Job: Look over the lines below. Report each one that includes the string "content".

Data shown:
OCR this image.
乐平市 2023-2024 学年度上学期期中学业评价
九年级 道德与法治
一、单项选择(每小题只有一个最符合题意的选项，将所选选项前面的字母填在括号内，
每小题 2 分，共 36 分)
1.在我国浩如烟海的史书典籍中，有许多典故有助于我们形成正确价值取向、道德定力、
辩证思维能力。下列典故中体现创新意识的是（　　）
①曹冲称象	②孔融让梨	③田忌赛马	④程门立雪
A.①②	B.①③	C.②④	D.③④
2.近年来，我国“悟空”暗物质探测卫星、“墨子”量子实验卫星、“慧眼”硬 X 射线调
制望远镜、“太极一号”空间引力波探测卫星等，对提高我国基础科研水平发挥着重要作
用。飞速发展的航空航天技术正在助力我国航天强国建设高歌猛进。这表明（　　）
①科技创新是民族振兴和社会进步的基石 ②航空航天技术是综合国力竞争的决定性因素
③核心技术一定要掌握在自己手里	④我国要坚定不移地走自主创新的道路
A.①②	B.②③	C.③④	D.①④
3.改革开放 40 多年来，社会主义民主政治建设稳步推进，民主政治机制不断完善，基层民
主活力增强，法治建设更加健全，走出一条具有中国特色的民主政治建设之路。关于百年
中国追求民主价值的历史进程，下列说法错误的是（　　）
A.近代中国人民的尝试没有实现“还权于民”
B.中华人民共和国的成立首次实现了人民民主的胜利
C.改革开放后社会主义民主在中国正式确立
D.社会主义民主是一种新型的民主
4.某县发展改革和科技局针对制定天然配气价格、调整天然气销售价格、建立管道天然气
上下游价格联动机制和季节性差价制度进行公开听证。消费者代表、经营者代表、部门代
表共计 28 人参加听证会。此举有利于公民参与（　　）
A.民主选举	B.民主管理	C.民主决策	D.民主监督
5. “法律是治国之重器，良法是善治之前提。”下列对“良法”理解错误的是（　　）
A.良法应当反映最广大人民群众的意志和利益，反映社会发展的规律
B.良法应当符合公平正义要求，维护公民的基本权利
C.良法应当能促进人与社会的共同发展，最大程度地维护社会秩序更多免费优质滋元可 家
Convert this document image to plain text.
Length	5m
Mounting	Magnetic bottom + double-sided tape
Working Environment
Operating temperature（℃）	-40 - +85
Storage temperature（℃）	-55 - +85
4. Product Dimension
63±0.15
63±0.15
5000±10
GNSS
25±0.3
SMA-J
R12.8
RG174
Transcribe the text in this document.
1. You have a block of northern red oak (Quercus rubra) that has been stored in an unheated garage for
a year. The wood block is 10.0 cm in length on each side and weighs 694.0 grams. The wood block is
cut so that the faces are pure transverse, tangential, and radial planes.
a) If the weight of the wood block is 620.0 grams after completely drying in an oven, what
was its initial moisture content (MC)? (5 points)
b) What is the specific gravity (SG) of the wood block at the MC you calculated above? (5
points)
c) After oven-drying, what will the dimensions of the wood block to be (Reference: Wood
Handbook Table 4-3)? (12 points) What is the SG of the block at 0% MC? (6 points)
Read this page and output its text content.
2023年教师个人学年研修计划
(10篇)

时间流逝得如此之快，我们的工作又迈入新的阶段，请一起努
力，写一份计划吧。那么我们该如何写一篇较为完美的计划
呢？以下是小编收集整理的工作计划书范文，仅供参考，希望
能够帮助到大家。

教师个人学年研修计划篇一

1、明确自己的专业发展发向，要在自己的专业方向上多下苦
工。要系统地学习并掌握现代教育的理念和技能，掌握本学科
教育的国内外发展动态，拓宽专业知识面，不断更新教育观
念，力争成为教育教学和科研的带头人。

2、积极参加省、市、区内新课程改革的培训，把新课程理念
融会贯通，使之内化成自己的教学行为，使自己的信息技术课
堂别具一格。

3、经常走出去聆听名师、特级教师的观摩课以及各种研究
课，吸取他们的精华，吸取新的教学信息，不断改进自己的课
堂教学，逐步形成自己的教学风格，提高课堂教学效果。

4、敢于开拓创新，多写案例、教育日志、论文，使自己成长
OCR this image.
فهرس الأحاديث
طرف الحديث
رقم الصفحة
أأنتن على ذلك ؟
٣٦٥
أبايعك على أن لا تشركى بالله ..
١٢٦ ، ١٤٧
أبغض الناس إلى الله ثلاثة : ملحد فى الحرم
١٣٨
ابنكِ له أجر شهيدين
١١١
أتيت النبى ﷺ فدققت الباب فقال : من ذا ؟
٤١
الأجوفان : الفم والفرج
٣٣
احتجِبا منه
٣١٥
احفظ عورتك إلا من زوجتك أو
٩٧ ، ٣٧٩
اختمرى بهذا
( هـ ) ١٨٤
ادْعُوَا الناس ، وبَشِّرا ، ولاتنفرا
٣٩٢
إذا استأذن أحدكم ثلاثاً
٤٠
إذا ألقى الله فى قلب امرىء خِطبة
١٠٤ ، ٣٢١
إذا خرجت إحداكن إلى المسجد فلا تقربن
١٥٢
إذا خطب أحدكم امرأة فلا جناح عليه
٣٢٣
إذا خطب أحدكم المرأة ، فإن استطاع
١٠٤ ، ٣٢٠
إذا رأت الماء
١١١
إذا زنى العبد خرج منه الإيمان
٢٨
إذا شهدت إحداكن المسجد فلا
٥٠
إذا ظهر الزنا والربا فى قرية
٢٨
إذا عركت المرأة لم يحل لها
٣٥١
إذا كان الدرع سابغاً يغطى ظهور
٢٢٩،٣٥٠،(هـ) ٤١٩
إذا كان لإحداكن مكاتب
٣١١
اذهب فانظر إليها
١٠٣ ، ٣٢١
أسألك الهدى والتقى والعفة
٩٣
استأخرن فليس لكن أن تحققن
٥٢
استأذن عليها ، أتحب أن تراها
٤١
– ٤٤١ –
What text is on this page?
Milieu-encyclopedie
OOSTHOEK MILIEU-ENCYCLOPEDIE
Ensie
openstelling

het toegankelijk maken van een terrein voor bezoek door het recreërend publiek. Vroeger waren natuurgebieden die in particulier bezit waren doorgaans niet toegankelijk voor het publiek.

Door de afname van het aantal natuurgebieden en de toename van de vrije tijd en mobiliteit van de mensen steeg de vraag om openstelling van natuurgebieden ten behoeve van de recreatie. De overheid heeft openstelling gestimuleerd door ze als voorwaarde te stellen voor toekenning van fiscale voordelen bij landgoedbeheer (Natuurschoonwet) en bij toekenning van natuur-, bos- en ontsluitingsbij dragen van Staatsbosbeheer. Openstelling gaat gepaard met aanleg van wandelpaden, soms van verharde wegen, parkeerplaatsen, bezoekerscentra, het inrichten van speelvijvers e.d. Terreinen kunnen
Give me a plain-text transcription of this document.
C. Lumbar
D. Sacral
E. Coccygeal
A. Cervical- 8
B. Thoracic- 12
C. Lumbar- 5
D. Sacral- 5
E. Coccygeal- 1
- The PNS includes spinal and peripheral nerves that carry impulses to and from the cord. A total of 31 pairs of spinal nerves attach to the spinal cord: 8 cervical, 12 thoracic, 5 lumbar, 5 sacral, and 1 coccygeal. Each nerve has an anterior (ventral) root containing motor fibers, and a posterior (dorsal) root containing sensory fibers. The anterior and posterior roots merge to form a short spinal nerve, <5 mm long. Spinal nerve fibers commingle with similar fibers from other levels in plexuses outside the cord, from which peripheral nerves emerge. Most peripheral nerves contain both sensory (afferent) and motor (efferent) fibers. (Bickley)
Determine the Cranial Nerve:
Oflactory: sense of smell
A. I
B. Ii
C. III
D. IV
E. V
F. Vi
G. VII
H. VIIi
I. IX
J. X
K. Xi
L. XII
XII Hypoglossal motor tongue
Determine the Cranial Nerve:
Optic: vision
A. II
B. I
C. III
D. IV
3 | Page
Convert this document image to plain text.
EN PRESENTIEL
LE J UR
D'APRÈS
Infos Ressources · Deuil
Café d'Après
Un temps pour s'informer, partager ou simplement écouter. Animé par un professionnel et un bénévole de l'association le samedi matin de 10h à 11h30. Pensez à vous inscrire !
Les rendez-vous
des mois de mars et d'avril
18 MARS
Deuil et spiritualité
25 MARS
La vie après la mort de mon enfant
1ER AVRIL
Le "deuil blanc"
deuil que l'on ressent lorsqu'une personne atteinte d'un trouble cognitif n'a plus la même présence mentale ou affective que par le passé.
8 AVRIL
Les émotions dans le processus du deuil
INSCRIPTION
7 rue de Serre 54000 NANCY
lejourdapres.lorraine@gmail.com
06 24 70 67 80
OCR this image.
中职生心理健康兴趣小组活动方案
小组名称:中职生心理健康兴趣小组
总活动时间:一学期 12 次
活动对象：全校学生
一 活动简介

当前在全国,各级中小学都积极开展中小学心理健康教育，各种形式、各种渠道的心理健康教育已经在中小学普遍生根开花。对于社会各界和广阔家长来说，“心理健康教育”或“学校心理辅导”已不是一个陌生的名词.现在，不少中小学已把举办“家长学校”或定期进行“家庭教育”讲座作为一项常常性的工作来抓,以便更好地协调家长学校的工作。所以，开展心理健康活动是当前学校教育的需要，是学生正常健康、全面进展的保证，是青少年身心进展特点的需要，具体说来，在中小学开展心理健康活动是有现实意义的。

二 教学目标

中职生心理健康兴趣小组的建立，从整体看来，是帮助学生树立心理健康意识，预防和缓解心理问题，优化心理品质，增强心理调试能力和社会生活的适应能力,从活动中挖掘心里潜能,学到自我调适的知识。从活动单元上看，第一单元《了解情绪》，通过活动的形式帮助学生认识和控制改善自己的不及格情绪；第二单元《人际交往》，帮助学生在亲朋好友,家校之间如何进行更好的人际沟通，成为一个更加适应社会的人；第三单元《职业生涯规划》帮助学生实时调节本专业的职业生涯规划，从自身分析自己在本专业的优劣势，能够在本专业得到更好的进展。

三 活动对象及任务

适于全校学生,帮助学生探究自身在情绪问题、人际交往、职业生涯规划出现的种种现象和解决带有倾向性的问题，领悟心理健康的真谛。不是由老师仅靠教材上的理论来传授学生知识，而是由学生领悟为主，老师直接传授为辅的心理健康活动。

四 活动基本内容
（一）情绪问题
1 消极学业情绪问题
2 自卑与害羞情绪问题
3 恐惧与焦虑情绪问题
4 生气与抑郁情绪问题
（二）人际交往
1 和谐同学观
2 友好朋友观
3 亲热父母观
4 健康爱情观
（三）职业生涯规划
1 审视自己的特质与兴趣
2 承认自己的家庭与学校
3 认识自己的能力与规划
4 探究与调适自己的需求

In response:
was its initial moisture content (MC)? (5 points)
Read this page and output its text content.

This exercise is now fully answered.